* [TO BE DONE]: Present the following data again exactly as it is shown.

* [EXERCISE INPUT]:
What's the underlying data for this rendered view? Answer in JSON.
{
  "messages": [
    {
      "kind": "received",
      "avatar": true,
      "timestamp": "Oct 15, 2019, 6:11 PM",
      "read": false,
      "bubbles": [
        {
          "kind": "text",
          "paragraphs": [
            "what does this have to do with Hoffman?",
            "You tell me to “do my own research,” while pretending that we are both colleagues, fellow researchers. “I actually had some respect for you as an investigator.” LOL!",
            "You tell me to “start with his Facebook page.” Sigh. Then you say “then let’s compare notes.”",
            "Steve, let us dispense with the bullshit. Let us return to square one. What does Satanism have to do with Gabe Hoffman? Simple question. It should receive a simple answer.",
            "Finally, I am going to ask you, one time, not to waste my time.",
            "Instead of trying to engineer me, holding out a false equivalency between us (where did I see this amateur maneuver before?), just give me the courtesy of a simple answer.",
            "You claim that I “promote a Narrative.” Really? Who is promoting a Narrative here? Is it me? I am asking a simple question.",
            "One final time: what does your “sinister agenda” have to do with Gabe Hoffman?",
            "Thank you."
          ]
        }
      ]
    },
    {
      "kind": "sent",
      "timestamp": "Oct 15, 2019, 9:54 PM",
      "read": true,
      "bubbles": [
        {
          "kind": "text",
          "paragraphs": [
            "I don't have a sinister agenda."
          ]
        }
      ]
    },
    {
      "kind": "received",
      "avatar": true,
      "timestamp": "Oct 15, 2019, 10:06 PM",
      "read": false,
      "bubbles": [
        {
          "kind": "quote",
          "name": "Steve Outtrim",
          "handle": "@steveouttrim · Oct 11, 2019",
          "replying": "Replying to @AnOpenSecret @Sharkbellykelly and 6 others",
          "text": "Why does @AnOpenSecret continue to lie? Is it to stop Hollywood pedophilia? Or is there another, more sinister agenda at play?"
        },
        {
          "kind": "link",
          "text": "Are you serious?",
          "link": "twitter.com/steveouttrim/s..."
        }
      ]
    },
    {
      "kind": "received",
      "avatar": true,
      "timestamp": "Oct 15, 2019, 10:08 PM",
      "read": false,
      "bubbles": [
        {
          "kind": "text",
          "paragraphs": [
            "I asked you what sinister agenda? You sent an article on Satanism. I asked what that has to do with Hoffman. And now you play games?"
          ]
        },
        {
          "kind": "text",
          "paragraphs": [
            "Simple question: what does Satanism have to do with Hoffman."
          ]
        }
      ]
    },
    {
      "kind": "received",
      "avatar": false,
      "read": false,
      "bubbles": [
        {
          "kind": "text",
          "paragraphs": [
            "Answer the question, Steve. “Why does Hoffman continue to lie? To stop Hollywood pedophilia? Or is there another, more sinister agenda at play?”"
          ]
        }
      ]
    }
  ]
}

* [THE OUTPUT]:
What's the underlying data for this rendered view? Answer in JSON.
{
  "messages": [
    {
      "kind": "received",
      "avatar": true,
      "timestamp": "Oct 15, 2019, 6:11 PM",
      "read": false,
      "bubbles": [
        {
          "kind": "text",
          "paragraphs": [
            "what does this have to do with Hoffman?",
            "You tell me to “do my own research,” while pretending that we are both colleagues, fellow researchers. “I actually had some respect for you as an investigator.” LOL!",
            "You tell me to “start with his Facebook page.” Sigh. Then you say “then let’s compare notes.”",
            "Steve, let us dispense with the bullshit. Let us return to square one. What does Satanism have to do with Gabe Hoffman? Simple question. It should receive a simple answer.",
            "Finally, I am going to ask you, one time, not to waste my time.",
            "Instead of trying to engineer me, holding out a false equivalency between us (where did I see this amateur maneuver before?), just give me the courtesy of a simple answer.",
            "You claim that I “promote a Narrative.” Really? Who is promoting a Narrative here? Is it me? I am asking a simple question.",
            "One final time: what does your “sinister agenda” have to do with Gabe Hoffman?",
            "Thank you."
          ]
        }
      ]
    },
    {
      "kind": "sent",
      "timestamp": "Oct 15, 2019, 9:54 PM",
      "read": true,
      "bubbles": [
        {
          "kind": "text",
          "paragraphs": [
            "I don't have a sinister agenda."
          ]
        }
      ]
    },
    {
      "kind": "received",
      "avatar": true,
      "timestamp": "Oct 15, 2019, 10:06 PM",
      "read": false,
      "bubbles": [
        {
          "kind": "quote",
          "name": "Steve Outtrim",
          "handle": "@steveouttrim · Oct 11, 2019",
          "replying": "Replying to @AnOpenSecret @Sharkbellykelly and 6 others",
          "text": "Why does @AnOpenSecret continue to lie? Is it to stop Hollywood pedophilia? Or is there another, more sinister agenda at play?"
        },
        {
          "kind": "link",
          "text": "Are you serious?",
          "link": "twitter.com/steveouttrim/s..."
        }
      ]
    },
    {
      "kind": "received",
      "avatar": true,
      "timestamp": "Oct 15, 2019, 10:08 PM",
      "read": false,
      "bubbles": [
        {
          "kind": "text",
          "paragraphs": [
            "I asked you what sinister agenda? You sent an article on Satanism. I asked what that has to do with Hoffman. And now you play games?"
          ]
        },
        {
          "kind": "text",
          "paragraphs": [
            "Simple question: what does Satanism have to do with Hoffman."
          ]
        }
      ]
    },
    {
      "kind": "received",
      "avatar": false,
      "read": false,
      "bubbles": [
        {
          "kind": "text",
          "paragraphs": [
            "Answer the question, Steve. “Why does Hoffman continue to lie? To stop Hollywood pedophilia? Or is there another, more sinister agenda at play?”"
          ]
        }
      ]
    }
  ]
}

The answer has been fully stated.